[Lines of data]
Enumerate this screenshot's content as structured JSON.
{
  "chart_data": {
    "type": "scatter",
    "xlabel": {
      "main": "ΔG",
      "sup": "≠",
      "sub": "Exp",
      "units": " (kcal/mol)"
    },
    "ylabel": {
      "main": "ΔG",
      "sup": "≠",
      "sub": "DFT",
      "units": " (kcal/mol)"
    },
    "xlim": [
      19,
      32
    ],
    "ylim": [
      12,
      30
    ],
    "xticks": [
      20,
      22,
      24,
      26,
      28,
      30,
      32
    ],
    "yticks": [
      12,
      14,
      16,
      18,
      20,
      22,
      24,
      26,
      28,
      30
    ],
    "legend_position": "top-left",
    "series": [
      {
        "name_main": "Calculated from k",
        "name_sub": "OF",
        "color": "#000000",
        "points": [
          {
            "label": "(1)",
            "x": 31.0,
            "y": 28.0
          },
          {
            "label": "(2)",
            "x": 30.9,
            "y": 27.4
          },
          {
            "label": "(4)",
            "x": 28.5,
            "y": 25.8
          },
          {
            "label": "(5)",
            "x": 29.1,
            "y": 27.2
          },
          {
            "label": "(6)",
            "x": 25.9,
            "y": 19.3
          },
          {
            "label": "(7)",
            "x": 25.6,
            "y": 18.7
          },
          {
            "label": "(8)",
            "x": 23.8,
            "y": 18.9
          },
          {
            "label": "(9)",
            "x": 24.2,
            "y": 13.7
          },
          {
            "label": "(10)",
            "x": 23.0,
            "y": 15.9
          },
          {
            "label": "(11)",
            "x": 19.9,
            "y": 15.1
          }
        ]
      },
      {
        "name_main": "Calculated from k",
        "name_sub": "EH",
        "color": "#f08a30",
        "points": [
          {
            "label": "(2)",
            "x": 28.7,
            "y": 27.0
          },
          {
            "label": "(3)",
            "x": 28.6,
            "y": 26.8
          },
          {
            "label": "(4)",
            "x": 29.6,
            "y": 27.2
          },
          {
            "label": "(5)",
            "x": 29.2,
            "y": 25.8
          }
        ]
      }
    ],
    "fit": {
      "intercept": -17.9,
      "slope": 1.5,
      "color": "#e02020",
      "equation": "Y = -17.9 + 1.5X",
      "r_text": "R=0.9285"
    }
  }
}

• EXERCISE TASK
Return every line above in which the string "color" occurs.

• FINAL ANSWER
        "color": "#000000",
        "color": "#f08a30",
      "color": "#e02020",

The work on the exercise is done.